#### Entries

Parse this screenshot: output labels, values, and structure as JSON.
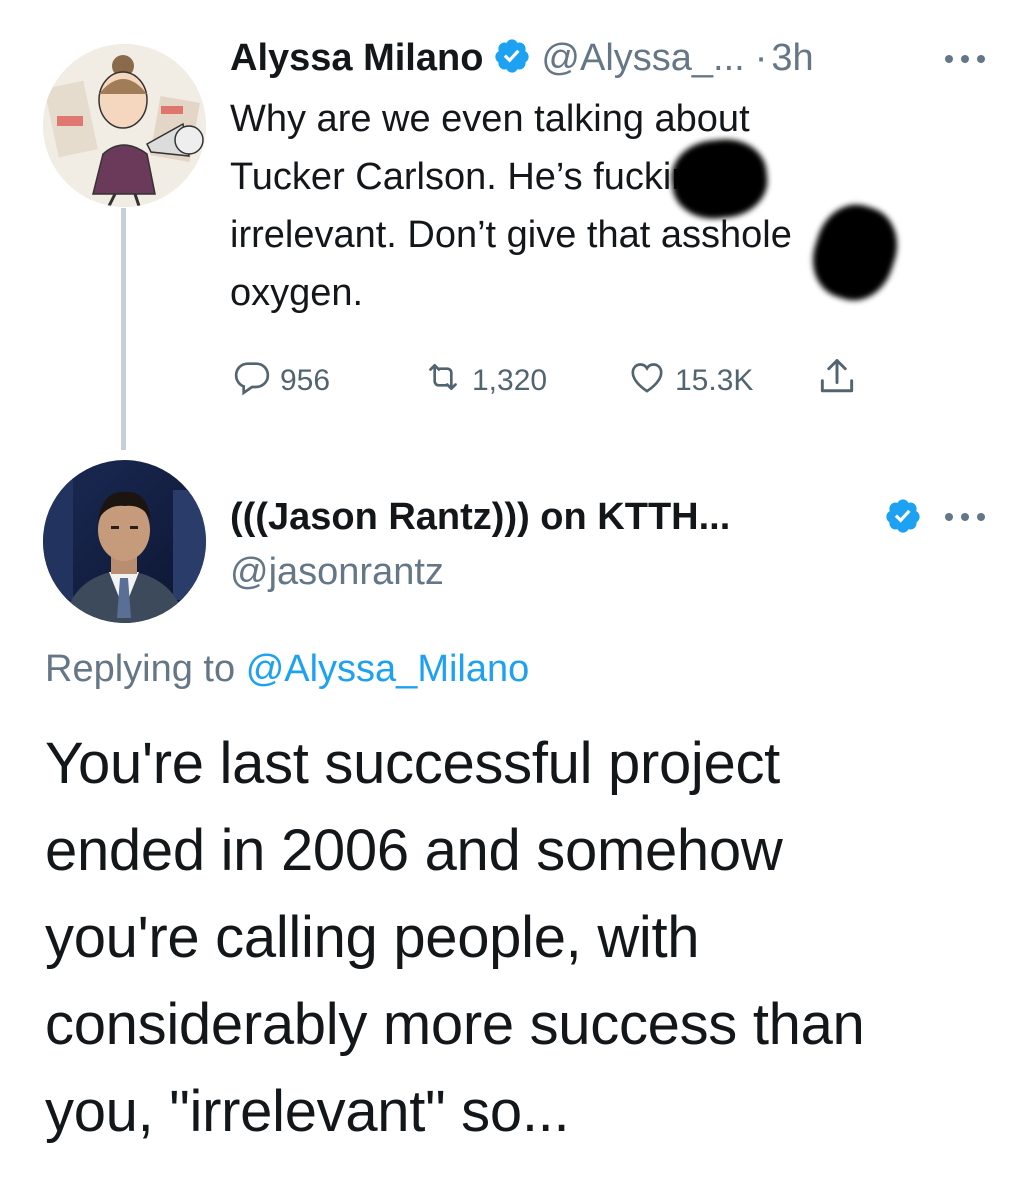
{
  "tweet1": {
    "author_name": "Alyssa Milano",
    "handle": "@Alyssa_...",
    "separator": "·",
    "time": "3h",
    "text_lines": [
      "Why are we even talking about",
      "Tucker Carlson. He’s fucking",
      "irrelevant. Don’t give that asshole",
      "oxygen."
    ],
    "actions": {
      "replies": "956",
      "retweets": "1,320",
      "likes": "15.3K"
    },
    "verified_icon": "verified-badge-icon",
    "more_icon": "more-dots-icon"
  },
  "tweet2": {
    "author_name": "(((Jason Rantz))) on KTTH...",
    "handle": "@jasonrantz",
    "replying_prefix": "Replying to",
    "replying_mention": "@Alyssa_Milano",
    "text_lines": [
      "You're last successful project",
      "ended in 2006 and somehow",
      "you're calling people, with",
      "considerably more success than",
      "you, \"irrelevant\" so..."
    ]
  },
  "colors": {
    "accent": "#1da1f2",
    "text": "#14171a",
    "secondary": "#657786",
    "thread_line": "#c4cfd6",
    "redaction": "#000000"
  }
}
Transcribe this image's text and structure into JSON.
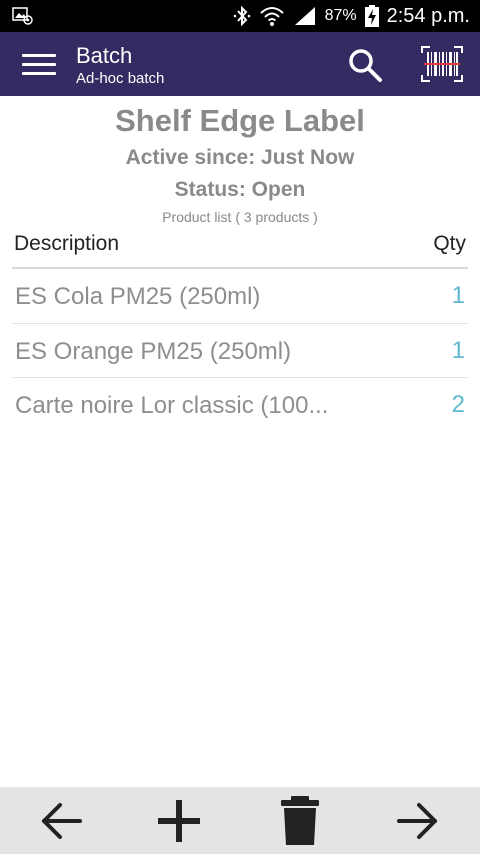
{
  "status_bar": {
    "battery_percent": "87%",
    "time": "2:54 p.m.",
    "icons": [
      "notification-icon",
      "bluetooth-icon",
      "wifi-icon",
      "signal-icon",
      "battery-charging-icon"
    ]
  },
  "app_bar": {
    "title": "Batch",
    "subtitle": "Ad-hoc batch",
    "background_color": "#322c63",
    "icons": [
      "menu-icon",
      "search-icon",
      "barcode-icon"
    ]
  },
  "batch": {
    "name": "Shelf Edge Label",
    "active_since": "Active since: Just Now",
    "status": "Status: Open",
    "product_count": "Product list ( 3 products )"
  },
  "table": {
    "headers": {
      "description": "Description",
      "qty": "Qty"
    },
    "rows": [
      {
        "description": "ES Cola PM25 (250ml)",
        "qty": "1"
      },
      {
        "description": "ES Orange PM25 (250ml)",
        "qty": "1"
      },
      {
        "description": "Carte noire Lor classic (100...",
        "qty": "2"
      }
    ],
    "qty_color": "#5fb8cf"
  },
  "bottom_bar": {
    "icons": [
      "arrow-back-icon",
      "add-icon",
      "delete-icon",
      "arrow-forward-icon"
    ]
  }
}
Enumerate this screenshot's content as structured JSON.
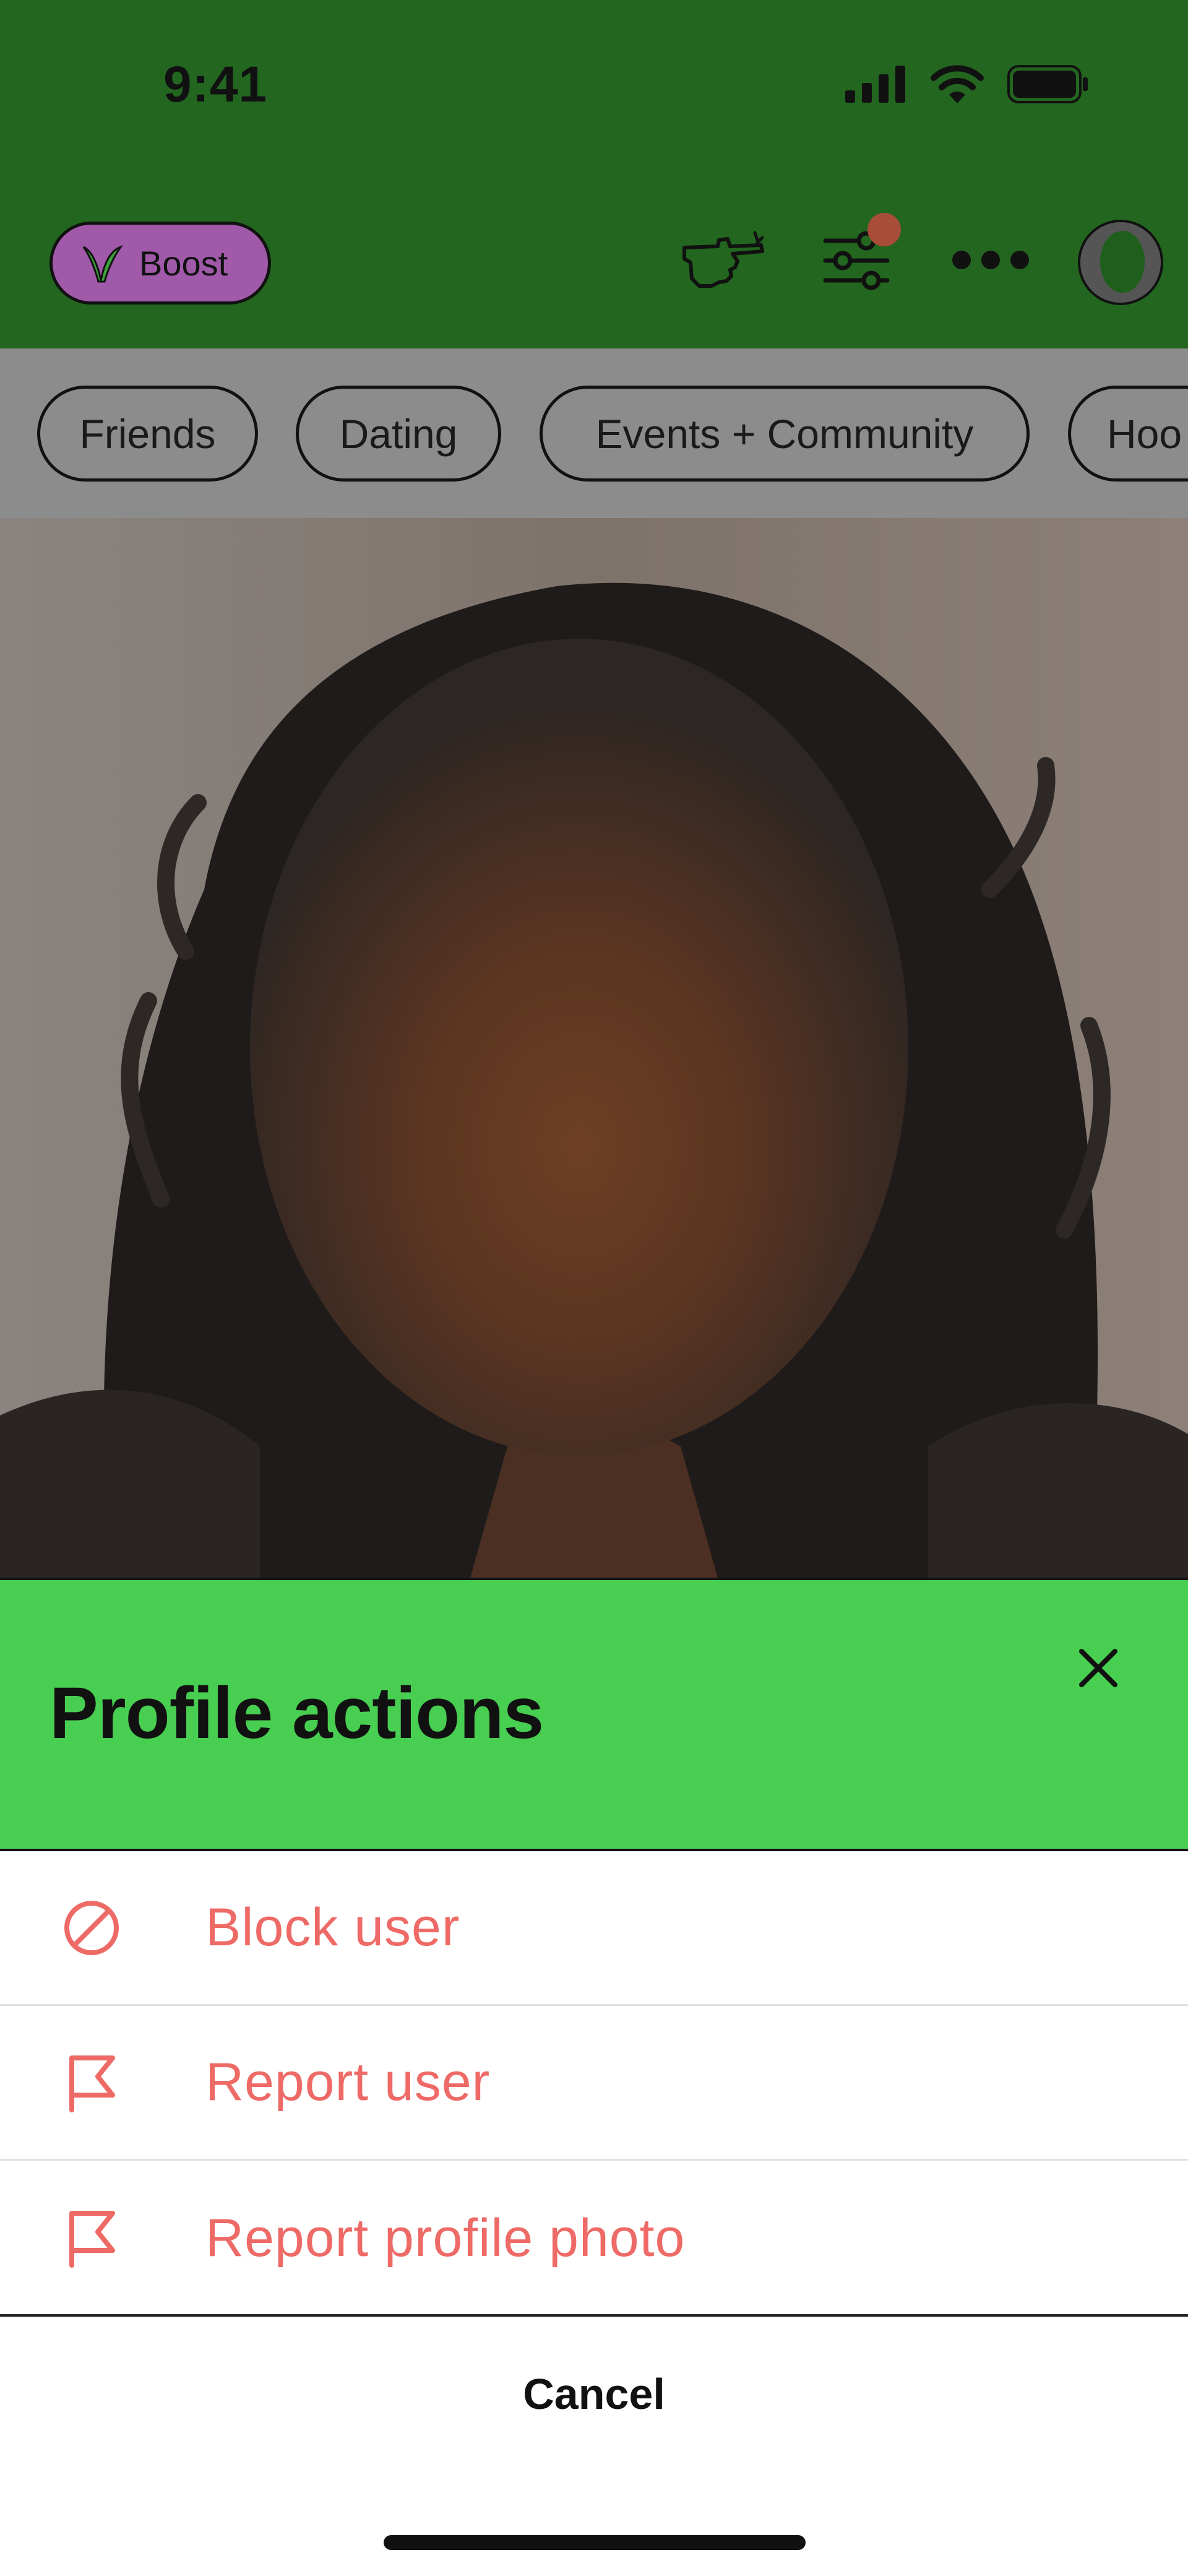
{
  "status_bar": {
    "time": "9:41",
    "icons": [
      "signal-icon",
      "wifi-icon",
      "battery-icon"
    ]
  },
  "header": {
    "boost_label": "Boost",
    "icons": [
      "pointing-hand-icon",
      "filter-sliders-icon",
      "more-options-icon",
      "profile-avatar"
    ],
    "notification_dot_color": "#a84d37"
  },
  "filters": {
    "chips": [
      "Friends",
      "Dating",
      "Events + Community",
      "Hoo"
    ]
  },
  "sheet": {
    "title": "Profile actions",
    "actions": [
      {
        "label": "Block user",
        "icon": "block-icon"
      },
      {
        "label": "Report user",
        "icon": "flag-icon"
      },
      {
        "label": "Report profile photo",
        "icon": "flag-icon"
      }
    ],
    "cancel_label": "Cancel"
  },
  "colors": {
    "header_bg": "#23661f",
    "sheet_header_bg": "#48ce51",
    "boost_bg": "#a05aa9",
    "destructive_text": "#ee6a66",
    "chip_bar_bg": "#8c8c8c"
  }
}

#### Directions for this task
Leave the pictures out. Extract exactly the lines running from the one with "Enumerate this screenshot's" through the last entry, both ends included.

#### Solution below
Enumerate this screenshot's content as structured JSON.
{
  "status_bar": {
    "time": "9:41",
    "icons": [
      "signal-icon",
      "wifi-icon",
      "battery-icon"
    ]
  },
  "header": {
    "boost_label": "Boost",
    "icons": [
      "pointing-hand-icon",
      "filter-sliders-icon",
      "more-options-icon",
      "profile-avatar"
    ],
    "notification_dot_color": "#a84d37"
  },
  "filters": {
    "chips": [
      "Friends",
      "Dating",
      "Events + Community",
      "Hoo"
    ]
  },
  "sheet": {
    "title": "Profile actions",
    "actions": [
      {
        "label": "Block user",
        "icon": "block-icon"
      },
      {
        "label": "Report user",
        "icon": "flag-icon"
      },
      {
        "label": "Report profile photo",
        "icon": "flag-icon"
      }
    ],
    "cancel_label": "Cancel"
  },
  "colors": {
    "header_bg": "#23661f",
    "sheet_header_bg": "#48ce51",
    "boost_bg": "#a05aa9",
    "destructive_text": "#ee6a66",
    "chip_bar_bg": "#8c8c8c"
  }
}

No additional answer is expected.